▸ Work required:
Which lines include the word "this"? Copy each of them.

[Data entries]

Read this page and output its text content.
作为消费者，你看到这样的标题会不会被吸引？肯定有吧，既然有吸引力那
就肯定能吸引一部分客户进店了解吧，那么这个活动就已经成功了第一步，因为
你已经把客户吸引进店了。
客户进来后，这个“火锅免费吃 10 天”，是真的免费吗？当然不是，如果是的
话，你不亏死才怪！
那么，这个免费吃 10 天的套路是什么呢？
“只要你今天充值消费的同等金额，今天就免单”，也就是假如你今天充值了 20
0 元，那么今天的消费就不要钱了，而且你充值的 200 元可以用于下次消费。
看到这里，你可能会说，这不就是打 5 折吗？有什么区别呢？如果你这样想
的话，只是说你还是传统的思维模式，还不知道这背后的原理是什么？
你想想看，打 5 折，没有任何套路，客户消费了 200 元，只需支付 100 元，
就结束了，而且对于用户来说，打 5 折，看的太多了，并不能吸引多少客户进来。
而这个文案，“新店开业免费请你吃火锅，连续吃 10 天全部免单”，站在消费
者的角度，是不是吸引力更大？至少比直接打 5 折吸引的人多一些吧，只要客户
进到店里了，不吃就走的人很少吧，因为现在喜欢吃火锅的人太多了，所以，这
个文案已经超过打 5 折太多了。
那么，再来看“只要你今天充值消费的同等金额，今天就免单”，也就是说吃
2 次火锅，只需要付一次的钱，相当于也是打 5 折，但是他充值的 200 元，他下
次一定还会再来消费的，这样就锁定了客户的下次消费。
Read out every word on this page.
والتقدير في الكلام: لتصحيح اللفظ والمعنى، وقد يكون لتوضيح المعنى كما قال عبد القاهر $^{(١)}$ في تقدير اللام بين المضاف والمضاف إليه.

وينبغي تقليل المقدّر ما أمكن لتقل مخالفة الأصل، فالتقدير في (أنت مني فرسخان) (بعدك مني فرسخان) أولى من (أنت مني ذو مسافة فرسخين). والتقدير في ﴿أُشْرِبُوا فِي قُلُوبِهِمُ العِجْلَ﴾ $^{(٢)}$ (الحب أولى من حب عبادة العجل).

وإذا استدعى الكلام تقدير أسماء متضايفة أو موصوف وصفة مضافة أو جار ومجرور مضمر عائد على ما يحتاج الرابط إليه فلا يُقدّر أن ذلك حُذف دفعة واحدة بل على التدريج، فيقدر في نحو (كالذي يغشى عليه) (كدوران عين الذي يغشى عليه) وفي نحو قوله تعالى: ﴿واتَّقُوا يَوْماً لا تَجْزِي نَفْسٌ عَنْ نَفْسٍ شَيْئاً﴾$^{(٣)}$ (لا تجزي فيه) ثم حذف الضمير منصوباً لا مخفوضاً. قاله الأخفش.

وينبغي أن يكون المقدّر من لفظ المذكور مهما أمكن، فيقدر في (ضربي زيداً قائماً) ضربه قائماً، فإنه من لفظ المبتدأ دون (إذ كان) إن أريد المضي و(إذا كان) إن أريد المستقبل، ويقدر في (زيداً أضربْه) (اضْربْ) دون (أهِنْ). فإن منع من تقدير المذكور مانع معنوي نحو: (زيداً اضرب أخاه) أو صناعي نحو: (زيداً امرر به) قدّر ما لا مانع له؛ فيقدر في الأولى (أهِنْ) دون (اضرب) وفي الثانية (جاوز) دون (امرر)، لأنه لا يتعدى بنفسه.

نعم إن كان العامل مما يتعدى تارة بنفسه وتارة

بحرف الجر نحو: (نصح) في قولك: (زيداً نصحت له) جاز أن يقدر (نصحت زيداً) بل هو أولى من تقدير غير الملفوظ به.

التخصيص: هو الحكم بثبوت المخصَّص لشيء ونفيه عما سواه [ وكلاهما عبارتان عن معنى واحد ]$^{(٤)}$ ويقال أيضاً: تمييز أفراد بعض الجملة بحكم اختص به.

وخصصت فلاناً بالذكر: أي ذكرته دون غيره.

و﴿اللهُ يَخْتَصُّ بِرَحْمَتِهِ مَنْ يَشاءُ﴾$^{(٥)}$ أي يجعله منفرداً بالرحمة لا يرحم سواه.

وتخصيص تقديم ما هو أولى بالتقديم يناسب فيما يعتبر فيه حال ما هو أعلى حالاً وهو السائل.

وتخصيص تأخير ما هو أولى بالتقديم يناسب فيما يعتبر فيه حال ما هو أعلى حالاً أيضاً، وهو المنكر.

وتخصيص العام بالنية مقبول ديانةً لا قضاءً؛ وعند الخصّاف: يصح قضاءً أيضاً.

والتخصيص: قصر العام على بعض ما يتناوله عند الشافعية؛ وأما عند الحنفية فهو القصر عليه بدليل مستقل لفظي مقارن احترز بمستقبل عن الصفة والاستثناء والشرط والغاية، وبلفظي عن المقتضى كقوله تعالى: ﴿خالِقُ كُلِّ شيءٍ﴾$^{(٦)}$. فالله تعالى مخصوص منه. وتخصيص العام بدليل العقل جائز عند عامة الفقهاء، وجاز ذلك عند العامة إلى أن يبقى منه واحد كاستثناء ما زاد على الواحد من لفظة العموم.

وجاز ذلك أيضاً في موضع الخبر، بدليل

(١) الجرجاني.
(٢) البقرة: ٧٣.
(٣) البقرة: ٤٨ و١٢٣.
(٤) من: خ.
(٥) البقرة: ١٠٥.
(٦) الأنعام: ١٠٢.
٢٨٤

▸ Finished answer:
Read this page and output its text content.
Read out every word on this page.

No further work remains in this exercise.